* **WHAT IS EXPECTED**
Retype each record below word for word. Leave the pictures out.

begin

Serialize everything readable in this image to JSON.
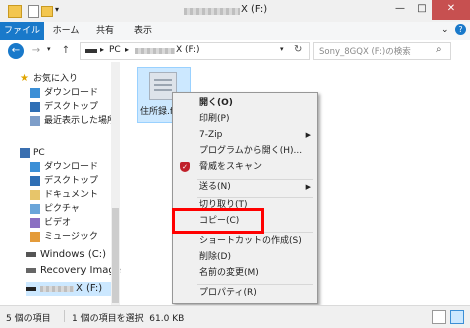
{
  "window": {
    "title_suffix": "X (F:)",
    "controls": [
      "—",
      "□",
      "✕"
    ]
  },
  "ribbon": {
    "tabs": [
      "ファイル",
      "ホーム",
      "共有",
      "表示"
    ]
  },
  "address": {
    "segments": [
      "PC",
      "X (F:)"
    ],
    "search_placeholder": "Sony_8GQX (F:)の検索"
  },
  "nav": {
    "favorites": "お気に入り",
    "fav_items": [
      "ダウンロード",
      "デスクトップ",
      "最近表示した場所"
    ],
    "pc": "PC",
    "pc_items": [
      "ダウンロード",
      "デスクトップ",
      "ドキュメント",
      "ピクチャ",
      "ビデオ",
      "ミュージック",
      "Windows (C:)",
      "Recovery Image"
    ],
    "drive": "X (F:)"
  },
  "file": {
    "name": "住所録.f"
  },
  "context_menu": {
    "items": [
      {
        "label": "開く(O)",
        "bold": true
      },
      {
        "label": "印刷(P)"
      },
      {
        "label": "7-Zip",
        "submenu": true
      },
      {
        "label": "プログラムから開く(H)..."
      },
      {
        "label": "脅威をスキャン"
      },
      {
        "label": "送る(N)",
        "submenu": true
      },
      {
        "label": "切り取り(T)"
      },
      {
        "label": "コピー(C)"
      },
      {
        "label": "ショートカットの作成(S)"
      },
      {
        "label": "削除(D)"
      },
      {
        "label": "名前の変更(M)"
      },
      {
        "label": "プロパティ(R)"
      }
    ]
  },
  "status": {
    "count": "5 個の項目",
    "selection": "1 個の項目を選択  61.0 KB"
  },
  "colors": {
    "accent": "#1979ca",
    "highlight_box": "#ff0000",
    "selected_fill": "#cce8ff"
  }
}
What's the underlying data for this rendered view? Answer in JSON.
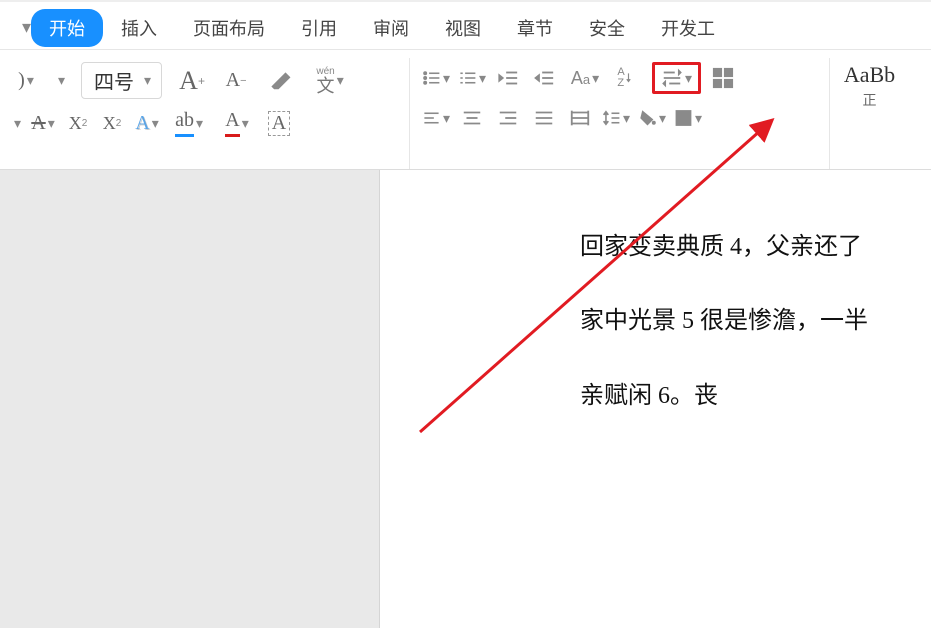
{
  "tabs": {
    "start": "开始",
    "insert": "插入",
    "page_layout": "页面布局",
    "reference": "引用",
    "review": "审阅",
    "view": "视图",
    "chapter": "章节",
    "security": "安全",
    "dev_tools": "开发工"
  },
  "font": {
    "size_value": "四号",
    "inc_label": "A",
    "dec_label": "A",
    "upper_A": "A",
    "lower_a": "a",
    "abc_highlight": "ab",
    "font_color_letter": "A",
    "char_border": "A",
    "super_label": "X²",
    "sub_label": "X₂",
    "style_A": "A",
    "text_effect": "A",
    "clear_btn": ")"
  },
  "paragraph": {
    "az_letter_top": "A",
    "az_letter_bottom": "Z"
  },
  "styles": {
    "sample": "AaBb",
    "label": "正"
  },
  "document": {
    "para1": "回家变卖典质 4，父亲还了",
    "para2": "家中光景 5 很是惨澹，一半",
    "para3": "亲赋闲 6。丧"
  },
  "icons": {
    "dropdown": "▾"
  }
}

end

* **EXPECTED OUTPUT**
Serialize everything readable in this image to JSON.
{
  "window": {
    "title_suffix": "X (F:)",
    "controls": [
      "—",
      "□",
      "✕"
    ]
  },
  "ribbon": {
    "tabs": [
      "ファイル",
      "ホーム",
      "共有",
      "表示"
    ]
  },
  "address": {
    "segments": [
      "PC",
      "X (F:)"
    ],
    "search_placeholder": "Sony_8GQX (F:)の検索"
  },
  "nav": {
    "favorites": "お気に入り",
    "fav_items": [
      "ダウンロード",
      "デスクトップ",
      "最近表示した場所"
    ],
    "pc": "PC",
    "pc_items": [
      "ダウンロード",
      "デスクトップ",
      "ドキュメント",
      "ピクチャ",
      "ビデオ",
      "ミュージック",
      "Windows (C:)",
      "Recovery Image"
    ],
    "drive": "X (F:)"
  },
  "file": {
    "name": "住所録.f"
  },
  "context_menu": {
    "items": [
      {
        "label": "開く(O)",
        "bold": true
      },
      {
        "label": "印刷(P)"
      },
      {
        "label": "7-Zip",
        "submenu": true
      },
      {
        "label": "プログラムから開く(H)..."
      },
      {
        "label": "脅威をスキャン"
      },
      {
        "label": "送る(N)",
        "submenu": true
      },
      {
        "label": "切り取り(T)"
      },
      {
        "label": "コピー(C)"
      },
      {
        "label": "ショートカットの作成(S)"
      },
      {
        "label": "削除(D)"
      },
      {
        "label": "名前の変更(M)"
      },
      {
        "label": "プロパティ(R)"
      }
    ]
  },
  "status": {
    "count": "5 個の項目",
    "selection": "1 個の項目を選択  61.0 KB"
  },
  "colors": {
    "accent": "#1979ca",
    "highlight_box": "#ff0000",
    "selected_fill": "#cce8ff"
  }
}
What's the underlying data for this rendered view? Answer in JSON.
{
  "tabs": {
    "start": "开始",
    "insert": "插入",
    "page_layout": "页面布局",
    "reference": "引用",
    "review": "审阅",
    "view": "视图",
    "chapter": "章节",
    "security": "安全",
    "dev_tools": "开发工"
  },
  "font": {
    "size_value": "四号",
    "inc_label": "A",
    "dec_label": "A",
    "upper_A": "A",
    "lower_a": "a",
    "abc_highlight": "ab",
    "font_color_letter": "A",
    "char_border": "A",
    "super_label": "X²",
    "sub_label": "X₂",
    "style_A": "A",
    "text_effect": "A",
    "clear_btn": ")"
  },
  "paragraph": {
    "az_letter_top": "A",
    "az_letter_bottom": "Z"
  },
  "styles": {
    "sample": "AaBb",
    "label": "正"
  },
  "document": {
    "para1": "回家变卖典质 4，父亲还了",
    "para2": "家中光景 5 很是惨澹，一半",
    "para3": "亲赋闲 6。丧"
  },
  "icons": {
    "dropdown": "▾"
  }
}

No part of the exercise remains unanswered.